### Written instruction
Copy each line exactly.

— start —

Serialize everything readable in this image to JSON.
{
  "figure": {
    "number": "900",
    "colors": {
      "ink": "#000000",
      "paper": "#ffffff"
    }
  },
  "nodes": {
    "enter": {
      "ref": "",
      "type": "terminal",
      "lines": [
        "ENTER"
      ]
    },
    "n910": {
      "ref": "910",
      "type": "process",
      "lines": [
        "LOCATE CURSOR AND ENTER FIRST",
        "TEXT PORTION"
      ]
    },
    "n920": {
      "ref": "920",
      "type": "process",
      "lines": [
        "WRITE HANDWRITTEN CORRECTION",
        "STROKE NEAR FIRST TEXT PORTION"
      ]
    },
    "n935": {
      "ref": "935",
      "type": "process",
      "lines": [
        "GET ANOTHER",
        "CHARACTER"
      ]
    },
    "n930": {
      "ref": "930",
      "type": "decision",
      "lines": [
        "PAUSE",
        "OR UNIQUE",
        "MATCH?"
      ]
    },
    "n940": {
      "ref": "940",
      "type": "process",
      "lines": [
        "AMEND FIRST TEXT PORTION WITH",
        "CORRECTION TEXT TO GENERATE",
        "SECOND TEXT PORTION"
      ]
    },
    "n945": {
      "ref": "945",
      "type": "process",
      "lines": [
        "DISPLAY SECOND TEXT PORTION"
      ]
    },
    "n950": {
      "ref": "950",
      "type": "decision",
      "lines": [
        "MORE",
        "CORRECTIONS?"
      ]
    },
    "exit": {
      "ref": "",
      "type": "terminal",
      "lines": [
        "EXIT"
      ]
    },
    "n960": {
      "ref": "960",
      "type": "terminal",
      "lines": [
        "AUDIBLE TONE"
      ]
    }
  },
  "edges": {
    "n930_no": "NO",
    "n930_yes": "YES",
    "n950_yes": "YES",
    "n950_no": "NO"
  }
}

— end —

### Problem solution
Serialize everything readable in this image to JSON.
{
  "figure": {
    "number": "900",
    "colors": {
      "ink": "#000000",
      "paper": "#ffffff"
    }
  },
  "nodes": {
    "enter": {
      "ref": "",
      "type": "terminal",
      "lines": [
        "ENTER"
      ]
    },
    "n910": {
      "ref": "910",
      "type": "process",
      "lines": [
        "LOCATE CURSOR AND ENTER FIRST",
        "TEXT PORTION"
      ]
    },
    "n920": {
      "ref": "920",
      "type": "process",
      "lines": [
        "WRITE HANDWRITTEN CORRECTION",
        "STROKE NEAR FIRST TEXT PORTION"
      ]
    },
    "n935": {
      "ref": "935",
      "type": "process",
      "lines": [
        "GET ANOTHER",
        "CHARACTER"
      ]
    },
    "n930": {
      "ref": "930",
      "type": "decision",
      "lines": [
        "PAUSE",
        "OR UNIQUE",
        "MATCH?"
      ]
    },
    "n940": {
      "ref": "940",
      "type": "process",
      "lines": [
        "AMEND FIRST TEXT PORTION WITH",
        "CORRECTION TEXT TO GENERATE",
        "SECOND TEXT PORTION"
      ]
    },
    "n945": {
      "ref": "945",
      "type": "process",
      "lines": [
        "DISPLAY SECOND TEXT PORTION"
      ]
    },
    "n950": {
      "ref": "950",
      "type": "decision",
      "lines": [
        "MORE",
        "CORRECTIONS?"
      ]
    },
    "exit": {
      "ref": "",
      "type": "terminal",
      "lines": [
        "EXIT"
      ]
    },
    "n960": {
      "ref": "960",
      "type": "terminal",
      "lines": [
        "AUDIBLE TONE"
      ]
    }
  },
  "edges": {
    "n930_no": "NO",
    "n930_yes": "YES",
    "n950_yes": "YES",
    "n950_no": "NO"
  }
}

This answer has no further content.